(Spatial layout entries)
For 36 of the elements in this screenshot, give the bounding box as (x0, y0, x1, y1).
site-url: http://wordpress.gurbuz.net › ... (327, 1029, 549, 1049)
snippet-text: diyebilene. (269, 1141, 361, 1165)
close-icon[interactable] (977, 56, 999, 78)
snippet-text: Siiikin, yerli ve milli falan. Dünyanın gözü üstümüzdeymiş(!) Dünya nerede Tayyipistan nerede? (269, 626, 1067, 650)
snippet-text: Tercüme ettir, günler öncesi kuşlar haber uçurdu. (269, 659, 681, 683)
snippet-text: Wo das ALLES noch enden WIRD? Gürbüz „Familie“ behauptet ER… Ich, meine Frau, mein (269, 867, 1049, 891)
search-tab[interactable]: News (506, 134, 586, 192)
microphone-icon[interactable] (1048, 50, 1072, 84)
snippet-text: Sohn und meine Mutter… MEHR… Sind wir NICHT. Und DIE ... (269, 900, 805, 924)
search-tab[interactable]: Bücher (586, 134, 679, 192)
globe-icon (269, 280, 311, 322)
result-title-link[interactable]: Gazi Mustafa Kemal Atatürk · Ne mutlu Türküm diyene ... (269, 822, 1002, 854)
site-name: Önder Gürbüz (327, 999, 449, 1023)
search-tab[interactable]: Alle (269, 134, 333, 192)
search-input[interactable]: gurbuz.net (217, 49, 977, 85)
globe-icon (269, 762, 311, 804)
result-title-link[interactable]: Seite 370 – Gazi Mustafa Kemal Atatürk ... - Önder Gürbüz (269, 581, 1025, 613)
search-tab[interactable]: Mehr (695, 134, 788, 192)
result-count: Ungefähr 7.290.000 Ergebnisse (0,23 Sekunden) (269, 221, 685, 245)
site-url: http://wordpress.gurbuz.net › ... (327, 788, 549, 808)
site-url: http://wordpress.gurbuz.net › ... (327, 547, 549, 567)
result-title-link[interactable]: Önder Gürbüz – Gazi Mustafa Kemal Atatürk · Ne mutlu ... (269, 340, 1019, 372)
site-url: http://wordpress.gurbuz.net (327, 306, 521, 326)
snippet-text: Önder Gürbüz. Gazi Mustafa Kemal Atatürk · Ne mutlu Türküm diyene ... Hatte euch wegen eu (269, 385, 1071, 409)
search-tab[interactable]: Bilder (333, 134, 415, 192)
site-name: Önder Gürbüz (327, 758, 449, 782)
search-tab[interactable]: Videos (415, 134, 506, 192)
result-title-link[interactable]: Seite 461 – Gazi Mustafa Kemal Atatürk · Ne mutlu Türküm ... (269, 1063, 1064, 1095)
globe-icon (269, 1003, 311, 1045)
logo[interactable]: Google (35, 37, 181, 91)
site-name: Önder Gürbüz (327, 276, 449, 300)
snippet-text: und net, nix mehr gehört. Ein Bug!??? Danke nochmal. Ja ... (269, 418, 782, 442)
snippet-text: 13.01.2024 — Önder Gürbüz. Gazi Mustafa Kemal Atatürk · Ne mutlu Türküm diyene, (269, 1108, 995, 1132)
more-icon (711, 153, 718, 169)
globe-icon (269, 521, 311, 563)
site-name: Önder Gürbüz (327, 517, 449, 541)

Problem to work on =
Rewrite every line of the entries as a Markdown table with the columns "Row" and "Entry line," numbering the rows in order and skipping any blank lines.

Task output =
| Row | Entry line |
|---|---|
| 1 | For 36 of the elements in this screenshot, give the bounding box as (x0, y0, x1, y1). |
| 2 | site-url: http://wordpress.gurbuz.net › ... (327, 1029, 549, 1049) |
| 3 | snippet-text: diyebilene. (269, 1141, 361, 1165) |
| 4 | close-icon[interactable] (977, 56, 999, 78) |
| 5 | snippet-text: Siiikin, yerli ve milli falan. Dünyanın gözü üstümüzdeymiş(!) Dünya nerede Tayyipistan nerede? (269, 626, 1067, 650) |
| 6 | snippet-text: Tercüme ettir, günler öncesi kuşlar haber uçurdu. (269, 659, 681, 683) |
| 7 | snippet-text: Wo das ALLES noch enden WIRD? Gürbüz „Familie“ behauptet ER… Ich, meine Frau, mein (269, 867, 1049, 891) |
| 8 | search-tab[interactable]: News (506, 134, 586, 192) |
| 9 | microphone-icon[interactable] (1048, 50, 1072, 84) |
| 10 | snippet-text: Sohn und meine Mutter… MEHR… Sind wir NICHT. Und DIE ... (269, 900, 805, 924) |
| 11 | search-tab[interactable]: Bücher (586, 134, 679, 192) |
| 12 | globe-icon (269, 280, 311, 322) |
| 13 | result-title-link[interactable]: Gazi Mustafa Kemal Atatürk · Ne mutlu Türküm diyene ... (269, 822, 1002, 854) |
| 14 | site-name: Önder Gürbüz (327, 999, 449, 1023) |
| 15 | search-tab[interactable]: Alle (269, 134, 333, 192) |
| 16 | search-input[interactable]: gurbuz.net (217, 49, 977, 85) |
| 17 | globe-icon (269, 762, 311, 804) |
| 18 | result-title-link[interactable]: Seite 370 – Gazi Mustafa Kemal Atatürk ... - Önder Gürbüz (269, 581, 1025, 613) |
| 19 | search-tab[interactable]: Mehr (695, 134, 788, 192) |
| 20 | result-count: Ungefähr 7.290.000 Ergebnisse (0,23 Sekunden) (269, 221, 685, 245) |
| 21 | site-url: http://wordpress.gurbuz.net › ... (327, 788, 549, 808) |
| 22 | site-url: http://wordpress.gurbuz.net › ... (327, 547, 549, 567) |
| 23 | result-title-link[interactable]: Önder Gürbüz – Gazi Mustafa Kemal Atatürk · Ne mutlu ... (269, 340, 1019, 372) |
| 24 | site-url: http://wordpress.gurbuz.net (327, 306, 521, 326) |
| 25 | snippet-text: Önder Gürbüz. Gazi Mustafa Kemal Atatürk · Ne mutlu Türküm diyene ... Hatte euch wegen eu (269, 385, 1071, 409) |
| 26 | search-tab[interactable]: Bilder (333, 134, 415, 192) |
| 27 | site-name: Önder Gürbüz (327, 758, 449, 782) |
| 28 | search-tab[interactable]: Videos (415, 134, 506, 192) |
| 29 | result-title-link[interactable]: Seite 461 – Gazi Mustafa Kemal Atatürk · Ne mutlu Türküm ... (269, 1063, 1064, 1095) |
| 30 | globe-icon (269, 1003, 311, 1045) |
| 31 | logo[interactable]: Google (35, 37, 181, 91) |
| 32 | site-name: Önder Gürbüz (327, 276, 449, 300) |
| 33 | snippet-text: und net, nix mehr gehört. Ein Bug!??? Danke nochmal. Ja ... (269, 418, 782, 442) |
| 34 | snippet-text: 13.01.2024 — Önder Gürbüz. Gazi Mustafa Kemal Atatürk · Ne mutlu Türküm diyene, (269, 1108, 995, 1132) |
| 35 | more-icon (711, 153, 718, 169) |
| 36 | globe-icon (269, 521, 311, 563) |
| 37 | site-name: Önder Gürbüz (327, 517, 449, 541) |